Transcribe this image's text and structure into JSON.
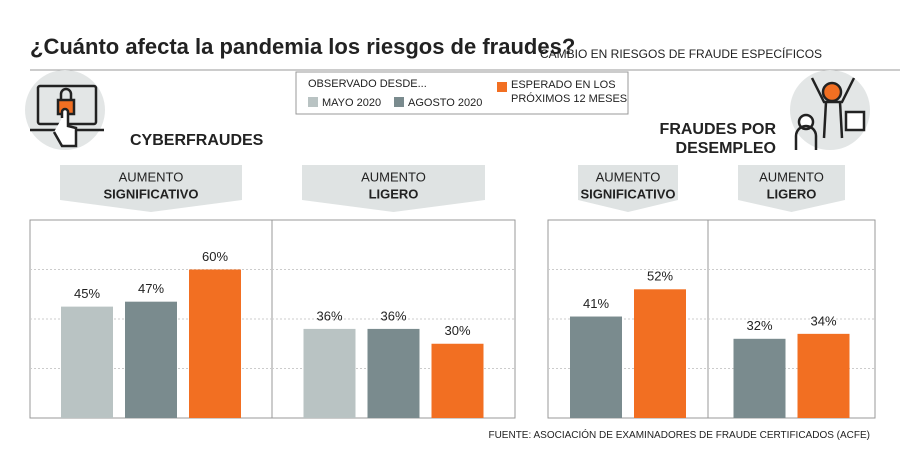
{
  "title": "¿Cuánto afecta la pandemia los riesgos de fraudes?",
  "subtitle": "CAMBIO EN RIESGOS DE FRAUDE ESPECÍFICOS",
  "legend": {
    "title": "OBSERVADO DESDE...",
    "items": [
      {
        "name": "MAYO 2020",
        "color": "#b9c3c3"
      },
      {
        "name": "AGOSTO 2020",
        "color": "#7a8b8e"
      },
      {
        "name": "ESPERADO EN LOS PRÓXIMOS 12 MESES",
        "color": "#f26f22"
      }
    ]
  },
  "sections": [
    {
      "title": "CYBERFRAUDES"
    },
    {
      "title": "FRAUDES POR DESEMPLEO"
    }
  ],
  "chart_data": [
    {
      "type": "bar",
      "title": "AUMENTO",
      "subtitle": "SIGNIFICATIVO",
      "values": [
        45,
        47,
        60
      ],
      "value_labels": [
        "45%",
        "47%",
        "60%"
      ],
      "colors": [
        "#b9c3c3",
        "#7a8b8e",
        "#f26f22"
      ],
      "ylim": [
        0,
        80
      ],
      "yticks": [
        20,
        40,
        60
      ]
    },
    {
      "type": "bar",
      "title": "AUMENTO",
      "subtitle": "LIGERO",
      "values": [
        36,
        36,
        30
      ],
      "value_labels": [
        "36%",
        "36%",
        "30%"
      ],
      "colors": [
        "#b9c3c3",
        "#7a8b8e",
        "#f26f22"
      ],
      "ylim": [
        0,
        80
      ],
      "yticks": [
        20,
        40,
        60
      ]
    },
    {
      "type": "bar",
      "title": "AUMENTO",
      "subtitle": "SIGNIFICATIVO",
      "values": [
        41,
        52
      ],
      "value_labels": [
        "41%",
        "52%"
      ],
      "colors": [
        "#7a8b8e",
        "#f26f22"
      ],
      "ylim": [
        0,
        80
      ],
      "yticks": [
        20,
        40,
        60
      ]
    },
    {
      "type": "bar",
      "title": "AUMENTO",
      "subtitle": "LIGERO",
      "values": [
        32,
        34
      ],
      "value_labels": [
        "32%",
        "34%"
      ],
      "colors": [
        "#7a8b8e",
        "#f26f22"
      ],
      "ylim": [
        0,
        80
      ],
      "yticks": [
        20,
        40,
        60
      ]
    }
  ],
  "source": "FUENTE: ASOCIACIÓN DE EXAMINADORES DE FRAUDE CERTIFICADOS (ACFE)"
}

------------------------------------

Objective: For the listing above, give the number of lines in which the string "name" occurs, and nothing else.

Output: 3